Instructions to follow - Scan the records for the word "梳式布局". Copy each line that includes it.

Extracted data entries:

** begin **

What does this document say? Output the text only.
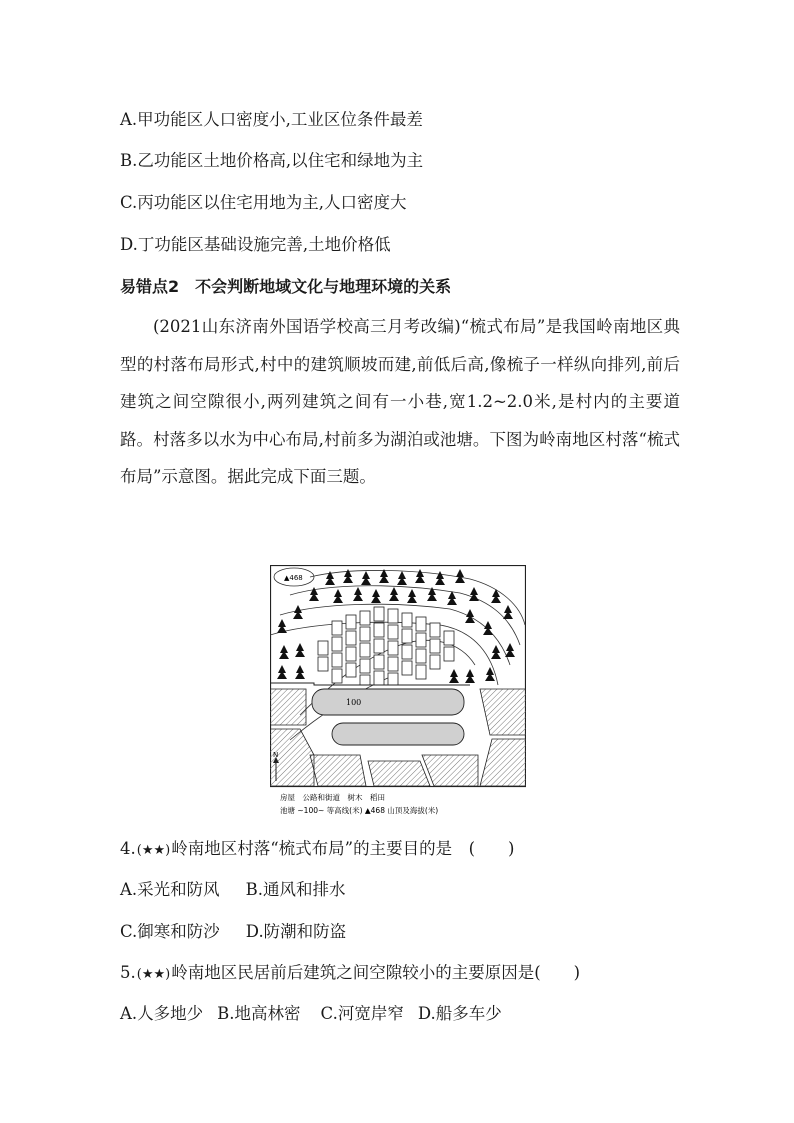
A.甲功能区人口密度小,工业区位条件最差
B.乙功能区土地价格高,以住宅和绿地为主
C.丙功能区以住宅用地为主,人口密度大
D.丁功能区基础设施完善,土地价格低
易错点2　不会判断地域文化与地理环境的关系
(2021山东济南外国语学校高三月考改编)“梳式布局”是我国岭南地区典型的村落布局形式,村中的建筑顺坡而建,前低后高,像梳子一样纵向排列,前后建筑之间空隙很小,两列建筑之间有一小巷,宽1.2~2.0米,是村内的主要道路。村落多以水为中心布局,村前多为湖泊或池塘。下图为岭南地区村落“梳式布局”示意图。据此完成下面三题。
▲468
100
N
房屋　公路和街道　树木　稻田
池塘 ~100~ 等高线(米) ▲468 山顶及海拔(米)
4.(★★)岭南地区村落“梳式布局”的主要目的是　(　　)
A.采光和防风 B.通风和排水
C.御寒和防沙 D.防潮和防盗
5.(★★)岭南地区民居前后建筑之间空隙较小的主要原因是(　　)
A.人多地少 B.地高林密 C.河宽岸窄 D.船多车少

** end **

Complete response -
(2021山东济南外国语学校高三月考改编)“梳式布局”是我国岭南地区典型的村落布局形式,村中的建筑顺坡而建,前低后高,像梳子一样纵向排列,前后建筑之间空隙很小,两列建筑之间有一小巷,宽1.2~2.0米,是村内的主要道路。村落多以水为中心布局,村前多为湖泊或池塘。下图为岭南地区村落“梳式布局”示意图。据此完成下面三题。
4.(★★)岭南地区村落“梳式布局”的主要目的是　(　　)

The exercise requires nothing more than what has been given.